# [The task]
Identify every line containing the word "name" and reproduce each one.

--- begin Record set ---

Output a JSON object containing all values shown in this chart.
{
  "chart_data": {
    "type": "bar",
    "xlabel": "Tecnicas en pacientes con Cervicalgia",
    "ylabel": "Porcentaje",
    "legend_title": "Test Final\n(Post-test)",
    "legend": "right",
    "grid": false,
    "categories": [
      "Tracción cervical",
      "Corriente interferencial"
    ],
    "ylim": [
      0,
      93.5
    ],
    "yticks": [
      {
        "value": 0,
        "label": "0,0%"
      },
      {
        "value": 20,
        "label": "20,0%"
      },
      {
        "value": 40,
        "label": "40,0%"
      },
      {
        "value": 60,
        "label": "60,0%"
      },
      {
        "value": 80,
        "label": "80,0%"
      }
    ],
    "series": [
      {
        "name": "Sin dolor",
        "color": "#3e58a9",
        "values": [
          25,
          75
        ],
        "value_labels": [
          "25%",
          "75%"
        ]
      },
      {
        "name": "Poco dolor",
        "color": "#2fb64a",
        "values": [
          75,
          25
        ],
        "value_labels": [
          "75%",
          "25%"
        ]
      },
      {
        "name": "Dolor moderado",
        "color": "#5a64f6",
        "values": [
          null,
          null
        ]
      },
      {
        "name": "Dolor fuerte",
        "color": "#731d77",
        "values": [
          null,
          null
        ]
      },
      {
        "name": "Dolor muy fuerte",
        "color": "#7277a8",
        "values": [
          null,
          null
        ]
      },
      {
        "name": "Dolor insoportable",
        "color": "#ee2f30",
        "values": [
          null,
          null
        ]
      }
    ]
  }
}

--- end Record set ---

# [Worked solution]
        "name": "Sin dolor",
        "name": "Poco dolor",
        "name": "Dolor moderado",
        "name": "Dolor fuerte",
        "name": "Dolor muy fuerte",
        "name": "Dolor insoportable",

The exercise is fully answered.